* **WHAT IS NEEDED**:
Quote the lines of the records below word for word, starting at the first line and ending after the line that contains "btc-legend-label: BTC bbox=[161, 143, 213, 171]".

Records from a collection
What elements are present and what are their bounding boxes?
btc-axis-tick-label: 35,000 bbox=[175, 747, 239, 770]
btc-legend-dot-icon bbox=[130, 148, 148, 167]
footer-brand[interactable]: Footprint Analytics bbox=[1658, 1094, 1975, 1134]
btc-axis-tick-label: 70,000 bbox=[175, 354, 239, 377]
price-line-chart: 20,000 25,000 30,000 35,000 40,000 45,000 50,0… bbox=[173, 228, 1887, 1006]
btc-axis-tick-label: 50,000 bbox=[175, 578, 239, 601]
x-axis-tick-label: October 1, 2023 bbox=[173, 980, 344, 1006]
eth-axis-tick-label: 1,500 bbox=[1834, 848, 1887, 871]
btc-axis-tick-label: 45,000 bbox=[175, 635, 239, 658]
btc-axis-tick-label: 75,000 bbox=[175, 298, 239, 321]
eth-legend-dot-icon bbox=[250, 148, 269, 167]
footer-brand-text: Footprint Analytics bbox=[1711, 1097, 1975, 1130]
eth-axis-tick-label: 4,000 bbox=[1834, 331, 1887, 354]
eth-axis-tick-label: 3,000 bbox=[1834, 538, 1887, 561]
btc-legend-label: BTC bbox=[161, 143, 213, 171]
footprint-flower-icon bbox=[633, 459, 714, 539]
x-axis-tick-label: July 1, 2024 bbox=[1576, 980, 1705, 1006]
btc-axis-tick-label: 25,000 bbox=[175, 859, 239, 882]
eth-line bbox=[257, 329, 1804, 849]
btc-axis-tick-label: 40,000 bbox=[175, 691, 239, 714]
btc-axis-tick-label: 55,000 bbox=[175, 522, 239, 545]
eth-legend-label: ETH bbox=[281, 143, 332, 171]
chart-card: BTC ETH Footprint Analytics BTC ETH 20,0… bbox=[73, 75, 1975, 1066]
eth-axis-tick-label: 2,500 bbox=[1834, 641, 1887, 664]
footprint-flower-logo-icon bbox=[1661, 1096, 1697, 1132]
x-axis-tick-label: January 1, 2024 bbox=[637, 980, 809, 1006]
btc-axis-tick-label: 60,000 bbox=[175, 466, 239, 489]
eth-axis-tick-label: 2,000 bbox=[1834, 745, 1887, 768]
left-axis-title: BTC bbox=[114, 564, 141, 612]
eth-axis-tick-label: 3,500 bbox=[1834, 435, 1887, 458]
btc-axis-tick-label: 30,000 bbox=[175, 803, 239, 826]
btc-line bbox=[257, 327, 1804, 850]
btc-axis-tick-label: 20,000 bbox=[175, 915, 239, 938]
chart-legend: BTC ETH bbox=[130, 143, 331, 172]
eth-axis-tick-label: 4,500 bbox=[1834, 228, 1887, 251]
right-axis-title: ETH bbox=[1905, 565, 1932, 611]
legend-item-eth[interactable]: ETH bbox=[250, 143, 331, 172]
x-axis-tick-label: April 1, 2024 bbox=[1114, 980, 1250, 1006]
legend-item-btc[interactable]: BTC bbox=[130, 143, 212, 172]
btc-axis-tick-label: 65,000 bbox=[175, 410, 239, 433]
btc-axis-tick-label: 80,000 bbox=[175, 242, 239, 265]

* **ANSWER IN FULL**:
What elements are present and what are their bounding boxes?
btc-axis-tick-label: 35,000 bbox=[175, 747, 239, 770]
btc-legend-dot-icon bbox=[130, 148, 148, 167]
footer-brand[interactable]: Footprint Analytics bbox=[1658, 1094, 1975, 1134]
btc-axis-tick-label: 70,000 bbox=[175, 354, 239, 377]
price-line-chart: 20,000 25,000 30,000 35,000 40,000 45,000 50,0… bbox=[173, 228, 1887, 1006]
btc-axis-tick-label: 50,000 bbox=[175, 578, 239, 601]
x-axis-tick-label: October 1, 2023 bbox=[173, 980, 344, 1006]
eth-axis-tick-label: 1,500 bbox=[1834, 848, 1887, 871]
btc-axis-tick-label: 45,000 bbox=[175, 635, 239, 658]
btc-axis-tick-label: 75,000 bbox=[175, 298, 239, 321]
eth-legend-dot-icon bbox=[250, 148, 269, 167]
footer-brand-text: Footprint Analytics bbox=[1711, 1097, 1975, 1130]
eth-axis-tick-label: 4,000 bbox=[1834, 331, 1887, 354]
eth-axis-tick-label: 3,000 bbox=[1834, 538, 1887, 561]
btc-legend-label: BTC bbox=[161, 143, 213, 171]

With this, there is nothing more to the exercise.